> [Given passage]

################################################################################

         Welcome to Principal Compoment Analysis (PCA) detection module
________________________________________________________________________________
--------------------------------------------------------------------------------
Directory structure:
   -[pca]
      |-[alglib]
      |-[init-data]
      |-[pca-test-receiver]
      |-[src]
          |-[pca-basic-data-reader]
          |-[sketch_version]
          |-[timebin_division]
      |-<pca basic source files>

Description:
   - [alglib] folder contains source files of free version of alglib library
   (GPL 2+ terms, http://www.alglib.net/).

   - [init-data] contains set of initialization data for PCA detection module.
   This serves to speed up start of PCA module (filling whole data matrix,
   before first detection). Creation and usage of this data will be decribed
   later in PCA module desription.

   - [pca-test-receiver] is temporary module for receiving and logging an
   anomaly detection messages. Received message are logged into simple ".txt"
   file in "pca-test-receiver" folder.

   - [src]
      - [pca-basic-data-reader] is auxiliary module for testing and debugging
      PCA module. It reads source data files and sending them over TRAP
      interface in PCA basic input format. This simulates real traffic in
      fraction of real time.

      - [sketch_version] folder contains source files for PCA detection module
      based on a set of sketch subspaces and multiple detection. However
      development of this module have been suspended. This module is NOT useable
      for anomaly detection yet.

      - [timebin_division] contains source and testing files for timebin
      division, based on timetamps of incoming messages. There are two versions
      of timebins division and testing srcipt for comparsion of both. See
      README_CZ (czech language only) in "src/timebin_division/".

   - <pca basic source files> are source files of PCA basic module. Description
   of this module follows.
________________________________________________________________________________

           Module for anomaly detection using PCA - Basic version.
................................................................................

> [Information supplied]
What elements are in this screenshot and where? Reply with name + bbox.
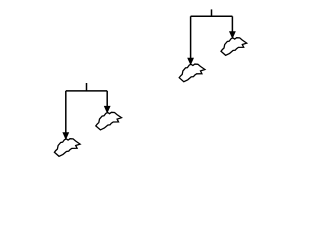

> [Task statement]
Can you write out the PCA module description again from "- [pca-test-receiver] is" to "anomaly detection yet.", swapping "anomaly" for "intrusion" each time it occurs?

> [Response to the task]
- [pca-test-receiver] is temporary module for receiving and logging an
   intrusion detection messages. Received message are logged into simple ".txt"
   file in "pca-test-receiver" folder.

   - [src]
      - [pca-basic-data-reader] is auxiliary module for testing and debugging
      PCA module. It reads source data files and sending them over TRAP
      interface in PCA basic input format. This simulates real traffic in
      fraction of real time.

      - [sketch_version] folder contains source files for PCA detection module
      based on a set of sketch subspaces and multiple detection. However
      development of this module have been suspended. This module is NOT useable
      for intrusion detection yet.